Exercise → Write out each line exactly as it stands, please.

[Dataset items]
——————

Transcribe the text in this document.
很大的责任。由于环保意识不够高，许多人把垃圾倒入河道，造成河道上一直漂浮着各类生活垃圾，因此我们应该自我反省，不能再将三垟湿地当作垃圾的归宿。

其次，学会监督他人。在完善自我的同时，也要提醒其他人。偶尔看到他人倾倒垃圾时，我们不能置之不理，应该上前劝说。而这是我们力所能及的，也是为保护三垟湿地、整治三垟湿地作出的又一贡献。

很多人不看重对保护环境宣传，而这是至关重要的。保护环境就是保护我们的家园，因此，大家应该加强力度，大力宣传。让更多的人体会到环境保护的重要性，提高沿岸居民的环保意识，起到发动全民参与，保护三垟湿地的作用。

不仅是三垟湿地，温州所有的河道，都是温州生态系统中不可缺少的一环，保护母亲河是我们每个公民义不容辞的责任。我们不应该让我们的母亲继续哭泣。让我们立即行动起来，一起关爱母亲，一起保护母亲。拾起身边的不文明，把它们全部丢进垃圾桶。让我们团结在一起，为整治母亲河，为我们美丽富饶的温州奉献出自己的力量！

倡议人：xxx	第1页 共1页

——————

Finished answer →
Transcribe the text in this document.
很大的责任。由于环保意识不够高，许多人把垃圾倒入河道，造成河道上一直漂浮着各类生活垃圾，因此我们应该自我反省，不能再将三垟湿地当作垃圾的归宿。

其次，学会监督他人。在完善自我的同时，也要提醒其他人。偶尔看到他人倾倒垃圾时，我们不能置之不理，应该上前劝说。而这是我们力所能及的，也是为保护三垟湿地、整治三垟湿地作出的又一贡献。

很多人不看重对保护环境宣传，而这是至关重要的。保护环境就是保护我们的家园，因此，大家应该加强力度，大力宣传。让更多的人体会到环境保护的重要性，提高沿岸居民的环保意识，起到发动全民参与，保护三垟湿地的作用。

不仅是三垟湿地，温州所有的河道，都是温州生态系统中不可缺少的一环，保护母亲河是我们每个公民义不容辞的责任。我们不应该让我们的母亲继续哭泣。让我们立即行动起来，一起关爱母亲，一起保护母亲。拾起身边的不文明，把它们全部丢进垃圾桶。让我们团结在一起，为整治母亲河，为我们美丽富饶的温州奉献出自己的力量！

倡议人：xxx	第1页 共1页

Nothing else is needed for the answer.